### GIVEN DATA
'''
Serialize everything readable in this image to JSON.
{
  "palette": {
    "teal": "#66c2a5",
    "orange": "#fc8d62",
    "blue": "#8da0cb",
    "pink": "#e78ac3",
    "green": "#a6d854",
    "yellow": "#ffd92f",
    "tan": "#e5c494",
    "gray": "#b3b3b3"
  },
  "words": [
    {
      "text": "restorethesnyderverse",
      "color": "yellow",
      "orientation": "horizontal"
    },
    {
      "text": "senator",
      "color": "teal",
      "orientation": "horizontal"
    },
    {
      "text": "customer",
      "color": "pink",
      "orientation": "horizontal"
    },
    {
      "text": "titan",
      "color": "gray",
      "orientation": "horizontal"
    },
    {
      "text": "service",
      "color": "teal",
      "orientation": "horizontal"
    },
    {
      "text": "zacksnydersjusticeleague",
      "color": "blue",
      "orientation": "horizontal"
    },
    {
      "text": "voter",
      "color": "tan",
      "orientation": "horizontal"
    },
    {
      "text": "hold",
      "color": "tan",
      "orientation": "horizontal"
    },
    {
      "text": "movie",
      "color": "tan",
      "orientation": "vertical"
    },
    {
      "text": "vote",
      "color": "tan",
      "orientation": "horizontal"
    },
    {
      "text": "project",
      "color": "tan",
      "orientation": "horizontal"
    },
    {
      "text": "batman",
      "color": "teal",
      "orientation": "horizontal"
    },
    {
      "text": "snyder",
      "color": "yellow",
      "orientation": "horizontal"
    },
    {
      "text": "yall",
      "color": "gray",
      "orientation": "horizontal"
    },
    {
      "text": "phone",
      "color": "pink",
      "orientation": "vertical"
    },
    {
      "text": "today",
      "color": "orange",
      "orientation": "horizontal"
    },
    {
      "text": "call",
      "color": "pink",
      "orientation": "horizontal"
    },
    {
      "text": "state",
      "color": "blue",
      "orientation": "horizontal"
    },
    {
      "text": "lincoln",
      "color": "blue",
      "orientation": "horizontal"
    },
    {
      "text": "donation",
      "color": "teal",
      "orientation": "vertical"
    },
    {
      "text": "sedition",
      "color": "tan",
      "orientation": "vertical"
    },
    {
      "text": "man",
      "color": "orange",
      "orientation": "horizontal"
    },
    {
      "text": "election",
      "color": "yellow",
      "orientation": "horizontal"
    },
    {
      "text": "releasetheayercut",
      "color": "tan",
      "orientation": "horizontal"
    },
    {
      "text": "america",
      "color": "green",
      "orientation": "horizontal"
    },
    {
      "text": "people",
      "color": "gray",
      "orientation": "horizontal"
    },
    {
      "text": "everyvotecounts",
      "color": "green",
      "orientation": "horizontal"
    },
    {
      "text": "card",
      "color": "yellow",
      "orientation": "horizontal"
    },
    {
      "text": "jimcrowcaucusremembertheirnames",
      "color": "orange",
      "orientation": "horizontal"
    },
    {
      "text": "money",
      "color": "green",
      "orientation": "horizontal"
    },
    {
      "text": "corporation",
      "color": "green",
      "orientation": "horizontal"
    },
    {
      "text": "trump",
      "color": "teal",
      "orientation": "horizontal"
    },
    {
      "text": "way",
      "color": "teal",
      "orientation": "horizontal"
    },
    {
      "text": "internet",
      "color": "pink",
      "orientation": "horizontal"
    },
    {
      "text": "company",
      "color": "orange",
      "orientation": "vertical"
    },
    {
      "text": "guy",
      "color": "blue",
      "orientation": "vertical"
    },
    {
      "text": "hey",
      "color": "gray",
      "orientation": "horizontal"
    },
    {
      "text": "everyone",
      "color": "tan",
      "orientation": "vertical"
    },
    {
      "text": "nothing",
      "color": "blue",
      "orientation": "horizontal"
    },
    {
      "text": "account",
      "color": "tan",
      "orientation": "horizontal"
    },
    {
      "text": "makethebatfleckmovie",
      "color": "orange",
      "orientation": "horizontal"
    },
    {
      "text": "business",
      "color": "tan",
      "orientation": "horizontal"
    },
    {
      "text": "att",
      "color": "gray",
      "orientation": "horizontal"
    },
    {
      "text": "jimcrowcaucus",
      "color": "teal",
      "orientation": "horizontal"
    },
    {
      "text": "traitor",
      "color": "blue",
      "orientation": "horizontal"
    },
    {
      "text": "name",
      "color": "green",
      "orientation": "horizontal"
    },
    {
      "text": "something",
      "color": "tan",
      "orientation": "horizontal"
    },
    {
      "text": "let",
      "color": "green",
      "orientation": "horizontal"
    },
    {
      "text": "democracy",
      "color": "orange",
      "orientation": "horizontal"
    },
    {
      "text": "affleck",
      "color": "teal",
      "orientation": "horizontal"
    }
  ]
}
'''
### GOAL
Type out all of the material again, word for word.

### COMPLETE OUTPUT
Serialize everything readable in this image to JSON.
{
  "palette": {
    "teal": "#66c2a5",
    "orange": "#fc8d62",
    "blue": "#8da0cb",
    "pink": "#e78ac3",
    "green": "#a6d854",
    "yellow": "#ffd92f",
    "tan": "#e5c494",
    "gray": "#b3b3b3"
  },
  "words": [
    {
      "text": "restorethesnyderverse",
      "color": "yellow",
      "orientation": "horizontal"
    },
    {
      "text": "senator",
      "color": "teal",
      "orientation": "horizontal"
    },
    {
      "text": "customer",
      "color": "pink",
      "orientation": "horizontal"
    },
    {
      "text": "titan",
      "color": "gray",
      "orientation": "horizontal"
    },
    {
      "text": "service",
      "color": "teal",
      "orientation": "horizontal"
    },
    {
      "text": "zacksnydersjusticeleague",
      "color": "blue",
      "orientation": "horizontal"
    },
    {
      "text": "voter",
      "color": "tan",
      "orientation": "horizontal"
    },
    {
      "text": "hold",
      "color": "tan",
      "orientation": "horizontal"
    },
    {
      "text": "movie",
      "color": "tan",
      "orientation": "vertical"
    },
    {
      "text": "vote",
      "color": "tan",
      "orientation": "horizontal"
    },
    {
      "text": "project",
      "color": "tan",
      "orientation": "horizontal"
    },
    {
      "text": "batman",
      "color": "teal",
      "orientation": "horizontal"
    },
    {
      "text": "snyder",
      "color": "yellow",
      "orientation": "horizontal"
    },
    {
      "text": "yall",
      "color": "gray",
      "orientation": "horizontal"
    },
    {
      "text": "phone",
      "color": "pink",
      "orientation": "vertical"
    },
    {
      "text": "today",
      "color": "orange",
      "orientation": "horizontal"
    },
    {
      "text": "call",
      "color": "pink",
      "orientation": "horizontal"
    },
    {
      "text": "state",
      "color": "blue",
      "orientation": "horizontal"
    },
    {
      "text": "lincoln",
      "color": "blue",
      "orientation": "horizontal"
    },
    {
      "text": "donation",
      "color": "teal",
      "orientation": "vertical"
    },
    {
      "text": "sedition",
      "color": "tan",
      "orientation": "vertical"
    },
    {
      "text": "man",
      "color": "orange",
      "orientation": "horizontal"
    },
    {
      "text": "election",
      "color": "yellow",
      "orientation": "horizontal"
    },
    {
      "text": "releasetheayercut",
      "color": "tan",
      "orientation": "horizontal"
    },
    {
      "text": "america",
      "color": "green",
      "orientation": "horizontal"
    },
    {
      "text": "people",
      "color": "gray",
      "orientation": "horizontal"
    },
    {
      "text": "everyvotecounts",
      "color": "green",
      "orientation": "horizontal"
    },
    {
      "text": "card",
      "color": "yellow",
      "orientation": "horizontal"
    },
    {
      "text": "jimcrowcaucusremembertheirnames",
      "color": "orange",
      "orientation": "horizontal"
    },
    {
      "text": "money",
      "color": "green",
      "orientation": "horizontal"
    },
    {
      "text": "corporation",
      "color": "green",
      "orientation": "horizontal"
    },
    {
      "text": "trump",
      "color": "teal",
      "orientation": "horizontal"
    },
    {
      "text": "way",
      "color": "teal",
      "orientation": "horizontal"
    },
    {
      "text": "internet",
      "color": "pink",
      "orientation": "horizontal"
    },
    {
      "text": "company",
      "color": "orange",
      "orientation": "vertical"
    },
    {
      "text": "guy",
      "color": "blue",
      "orientation": "vertical"
    },
    {
      "text": "hey",
      "color": "gray",
      "orientation": "horizontal"
    },
    {
      "text": "everyone",
      "color": "tan",
      "orientation": "vertical"
    },
    {
      "text": "nothing",
      "color": "blue",
      "orientation": "horizontal"
    },
    {
      "text": "account",
      "color": "tan",
      "orientation": "horizontal"
    },
    {
      "text": "makethebatfleckmovie",
      "color": "orange",
      "orientation": "horizontal"
    },
    {
      "text": "business",
      "color": "tan",
      "orientation": "horizontal"
    },
    {
      "text": "att",
      "color": "gray",
      "orientation": "horizontal"
    },
    {
      "text": "jimcrowcaucus",
      "color": "teal",
      "orientation": "horizontal"
    },
    {
      "text": "traitor",
      "color": "blue",
      "orientation": "horizontal"
    },
    {
      "text": "name",
      "color": "green",
      "orientation": "horizontal"
    },
    {
      "text": "something",
      "color": "tan",
      "orientation": "horizontal"
    },
    {
      "text": "let",
      "color": "green",
      "orientation": "horizontal"
    },
    {
      "text": "democracy",
      "color": "orange",
      "orientation": "horizontal"
    },
    {
      "text": "affleck",
      "color": "teal",
      "orientation": "horizontal"
    }
  ]
}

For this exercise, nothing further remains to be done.